JOB:
Rewrite the records below so that "cross section" becomes "sectional view" wherever it occurs, keeping every other word as it is.

Collected data:
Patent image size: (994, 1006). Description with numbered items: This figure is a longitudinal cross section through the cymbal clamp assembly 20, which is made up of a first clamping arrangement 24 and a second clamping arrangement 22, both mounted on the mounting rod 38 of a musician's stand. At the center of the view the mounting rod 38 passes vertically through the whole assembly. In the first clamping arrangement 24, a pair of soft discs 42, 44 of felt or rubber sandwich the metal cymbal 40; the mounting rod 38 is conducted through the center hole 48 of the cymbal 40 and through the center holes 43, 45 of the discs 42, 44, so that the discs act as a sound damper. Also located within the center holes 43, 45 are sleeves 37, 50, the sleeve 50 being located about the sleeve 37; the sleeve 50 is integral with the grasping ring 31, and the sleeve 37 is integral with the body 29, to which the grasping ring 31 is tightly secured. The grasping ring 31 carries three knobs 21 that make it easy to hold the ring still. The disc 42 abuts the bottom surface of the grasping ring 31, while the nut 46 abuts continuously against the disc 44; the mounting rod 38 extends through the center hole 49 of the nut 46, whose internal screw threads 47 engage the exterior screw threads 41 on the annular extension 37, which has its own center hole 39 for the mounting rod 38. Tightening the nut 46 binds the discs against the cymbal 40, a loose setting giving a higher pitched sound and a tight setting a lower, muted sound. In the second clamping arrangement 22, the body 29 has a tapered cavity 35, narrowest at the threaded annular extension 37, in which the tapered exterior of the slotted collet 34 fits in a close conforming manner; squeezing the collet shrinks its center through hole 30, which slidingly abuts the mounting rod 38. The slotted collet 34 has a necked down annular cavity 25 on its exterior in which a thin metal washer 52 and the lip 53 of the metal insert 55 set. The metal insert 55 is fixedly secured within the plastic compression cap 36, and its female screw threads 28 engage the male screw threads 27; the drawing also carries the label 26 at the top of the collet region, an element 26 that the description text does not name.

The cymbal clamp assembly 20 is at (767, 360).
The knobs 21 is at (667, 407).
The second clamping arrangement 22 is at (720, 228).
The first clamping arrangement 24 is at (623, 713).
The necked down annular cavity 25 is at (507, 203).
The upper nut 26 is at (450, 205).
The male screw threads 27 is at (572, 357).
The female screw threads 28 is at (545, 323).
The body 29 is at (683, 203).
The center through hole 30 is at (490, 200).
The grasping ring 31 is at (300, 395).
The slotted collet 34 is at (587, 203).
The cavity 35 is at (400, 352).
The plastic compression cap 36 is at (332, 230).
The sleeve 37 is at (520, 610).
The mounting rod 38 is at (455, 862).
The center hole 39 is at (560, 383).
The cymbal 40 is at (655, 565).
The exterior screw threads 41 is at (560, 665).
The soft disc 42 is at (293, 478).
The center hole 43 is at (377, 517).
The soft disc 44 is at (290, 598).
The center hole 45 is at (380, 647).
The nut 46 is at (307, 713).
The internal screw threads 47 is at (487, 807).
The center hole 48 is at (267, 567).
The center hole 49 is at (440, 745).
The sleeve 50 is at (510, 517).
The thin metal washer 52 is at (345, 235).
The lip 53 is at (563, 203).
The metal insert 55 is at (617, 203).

RESULT:
Patent image size: (994, 1006). Description with numbered items: This figure is a longitudinal sectional view through the cymbal clamp assembly 20, which is made up of a first clamping arrangement 24 and a second clamping arrangement 22, both mounted on the mounting rod 38 of a musician's stand. At the center of the view the mounting rod 38 passes vertically through the whole assembly. In the first clamping arrangement 24, a pair of soft discs 42, 44 of felt or rubber sandwich the metal cymbal 40; the mounting rod 38 is conducted through the center hole 48 of the cymbal 40 and through the center holes 43, 45 of the discs 42, 44, so that the discs act as a sound damper. Also located within the center holes 43, 45 are sleeves 37, 50, the sleeve 50 being located about the sleeve 37; the sleeve 50 is integral with the grasping ring 31, and the sleeve 37 is integral with the body 29, to which the grasping ring 31 is tightly secured. The grasping ring 31 carries three knobs 21 that make it easy to hold the ring still. The disc 42 abuts the bottom surface of the grasping ring 31, while the nut 46 abuts continuously against the disc 44; the mounting rod 38 extends through the center hole 49 of the nut 46, whose internal screw threads 47 engage the exterior screw threads 41 on the annular extension 37, which has its own center hole 39 for the mounting rod 38. Tightening the nut 46 binds the discs against the cymbal 40, a loose setting giving a higher pitched sound and a tight setting a lower, muted sound. In the second clamping arrangement 22, the body 29 has a tapered cavity 35, narrowest at the threaded annular extension 37, in which the tapered exterior of the slotted collet 34 fits in a close conforming manner; squeezing the collet shrinks its center through hole 30, which slidingly abuts the mounting rod 38. The slotted collet 34 has a necked down annular cavity 25 on its exterior in which a thin metal washer 52 and the lip 53 of the metal insert 55 set. The metal insert 55 is fixedly secured within the plastic compression cap 36, and its female screw threads 28 engage the male screw threads 27; the drawing also carries the label 26 at the top of the collet region, an element 26 that the description text does not name.

The cymbal clamp assembly 20 is at (767, 360).
The knobs 21 is at (667, 407).
The second clamping arrangement 22 is at (720, 228).
The first clamping arrangement 24 is at (623, 713).
The necked down annular cavity 25 is at (507, 203).
The upper nut 26 is at (450, 205).
The male screw threads 27 is at (572, 357).
The female screw threads 28 is at (545, 323).
The body 29 is at (683, 203).
The center through hole 30 is at (490, 200).
The grasping ring 31 is at (300, 395).
The slotted collet 34 is at (587, 203).
The cavity 35 is at (400, 352).
The plastic compression cap 36 is at (332, 230).
The sleeve 37 is at (520, 610).
The mounting rod 38 is at (455, 862).
The center hole 39 is at (560, 383).
The cymbal 40 is at (655, 565).
The exterior screw threads 41 is at (560, 665).
The soft disc 42 is at (293, 478).
The center hole 43 is at (377, 517).
The soft disc 44 is at (290, 598).
The center hole 45 is at (380, 647).
The nut 46 is at (307, 713).
The internal screw threads 47 is at (487, 807).
The center hole 48 is at (267, 567).
The center hole 49 is at (440, 745).
The sleeve 50 is at (510, 517).
The thin metal washer 52 is at (345, 235).
The lip 53 is at (563, 203).
The metal insert 55 is at (617, 203).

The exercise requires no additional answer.